--- GOAL OF THE EXERCISE ---
Print all of the lines exactly. Any picture among them stays out.

________________________

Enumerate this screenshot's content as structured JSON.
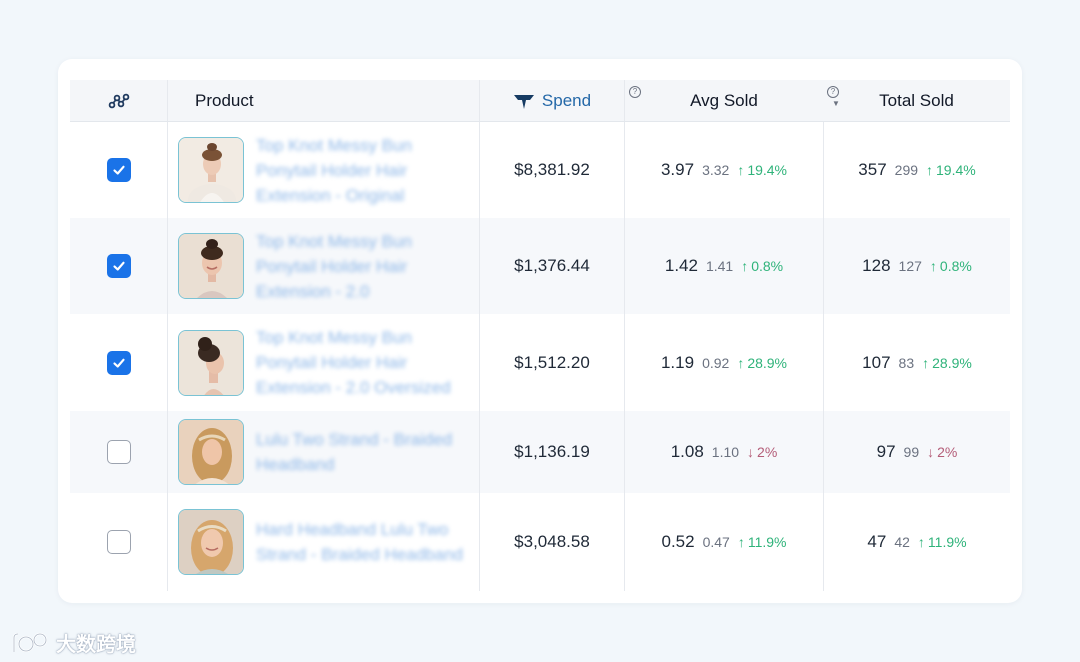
{
  "header": {
    "product_label": "Product",
    "spend_label": "Spend",
    "avg_sold_label": "Avg Sold",
    "total_sold_label": "Total Sold",
    "help_glyph": "?"
  },
  "rows": [
    {
      "checked": true,
      "name": "Top Knot Messy Bun Ponytail Holder Hair Extension - Original",
      "spend": "$8,381.92",
      "avg": "3.97",
      "avg_prev": "3.32",
      "avg_delta": "19.4%",
      "avg_dir": "up",
      "total": "357",
      "total_prev": "299",
      "total_delta": "19.4%",
      "total_dir": "up",
      "thumb_icon": "woman-bun-photo"
    },
    {
      "checked": true,
      "name": "Top Knot Messy Bun Ponytail Holder Hair Extension - 2.0",
      "spend": "$1,376.44",
      "avg": "1.42",
      "avg_prev": "1.41",
      "avg_delta": "0.8%",
      "avg_dir": "up",
      "total": "128",
      "total_prev": "127",
      "total_delta": "0.8%",
      "total_dir": "up",
      "thumb_icon": "woman-bun-photo"
    },
    {
      "checked": true,
      "name": "Top Knot Messy Bun Ponytail Holder Hair Extension - 2.0 Oversized",
      "spend": "$1,512.20",
      "avg": "1.19",
      "avg_prev": "0.92",
      "avg_delta": "28.9%",
      "avg_dir": "up",
      "total": "107",
      "total_prev": "83",
      "total_delta": "28.9%",
      "total_dir": "up",
      "thumb_icon": "woman-bun-profile-photo"
    },
    {
      "checked": false,
      "name": "Lulu Two Strand - Braided Headband",
      "spend": "$1,136.19",
      "avg": "1.08",
      "avg_prev": "1.10",
      "avg_delta": "2%",
      "avg_dir": "down",
      "total": "97",
      "total_prev": "99",
      "total_delta": "2%",
      "total_dir": "down",
      "thumb_icon": "woman-headband-photo"
    },
    {
      "checked": false,
      "name": "Hard Headband Lulu Two Strand - Braided Headband",
      "spend": "$3,048.58",
      "avg": "0.52",
      "avg_prev": "0.47",
      "avg_delta": "11.9%",
      "avg_dir": "up",
      "total": "47",
      "total_prev": "42",
      "total_delta": "11.9%",
      "total_dir": "up",
      "thumb_icon": "woman-headband-photo"
    }
  ],
  "watermark": {
    "text": "大数跨境"
  },
  "colors": {
    "accent": "#1a73e8",
    "up": "#2fb37a",
    "down": "#b45d78",
    "link": "#8fb8e8",
    "spend_header": "#2468a8"
  }
}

________________________

--- FINAL ANSWER ---
Enumerate this screenshot's content as structured JSON.
{
  "header": {
    "product_label": "Product",
    "spend_label": "Spend",
    "avg_sold_label": "Avg Sold",
    "total_sold_label": "Total Sold",
    "help_glyph": "?"
  },
  "rows": [
    {
      "checked": true,
      "name": "Top Knot Messy Bun Ponytail Holder Hair Extension - Original",
      "spend": "$8,381.92",
      "avg": "3.97",
      "avg_prev": "3.32",
      "avg_delta": "19.4%",
      "avg_dir": "up",
      "total": "357",
      "total_prev": "299",
      "total_delta": "19.4%",
      "total_dir": "up",
      "thumb_icon": "woman-bun-photo"
    },
    {
      "checked": true,
      "name": "Top Knot Messy Bun Ponytail Holder Hair Extension - 2.0",
      "spend": "$1,376.44",
      "avg": "1.42",
      "avg_prev": "1.41",
      "avg_delta": "0.8%",
      "avg_dir": "up",
      "total": "128",
      "total_prev": "127",
      "total_delta": "0.8%",
      "total_dir": "up",
      "thumb_icon": "woman-bun-photo"
    },
    {
      "checked": true,
      "name": "Top Knot Messy Bun Ponytail Holder Hair Extension - 2.0 Oversized",
      "spend": "$1,512.20",
      "avg": "1.19",
      "avg_prev": "0.92",
      "avg_delta": "28.9%",
      "avg_dir": "up",
      "total": "107",
      "total_prev": "83",
      "total_delta": "28.9%",
      "total_dir": "up",
      "thumb_icon": "woman-bun-profile-photo"
    },
    {
      "checked": false,
      "name": "Lulu Two Strand - Braided Headband",
      "spend": "$1,136.19",
      "avg": "1.08",
      "avg_prev": "1.10",
      "avg_delta": "2%",
      "avg_dir": "down",
      "total": "97",
      "total_prev": "99",
      "total_delta": "2%",
      "total_dir": "down",
      "thumb_icon": "woman-headband-photo"
    },
    {
      "checked": false,
      "name": "Hard Headband Lulu Two Strand - Braided Headband",
      "spend": "$3,048.58",
      "avg": "0.52",
      "avg_prev": "0.47",
      "avg_delta": "11.9%",
      "avg_dir": "up",
      "total": "47",
      "total_prev": "42",
      "total_delta": "11.9%",
      "total_dir": "up",
      "thumb_icon": "woman-headband-photo"
    }
  ],
  "watermark": {
    "text": "大数跨境"
  },
  "colors": {
    "accent": "#1a73e8",
    "up": "#2fb37a",
    "down": "#b45d78",
    "link": "#8fb8e8",
    "spend_header": "#2468a8"
  }
}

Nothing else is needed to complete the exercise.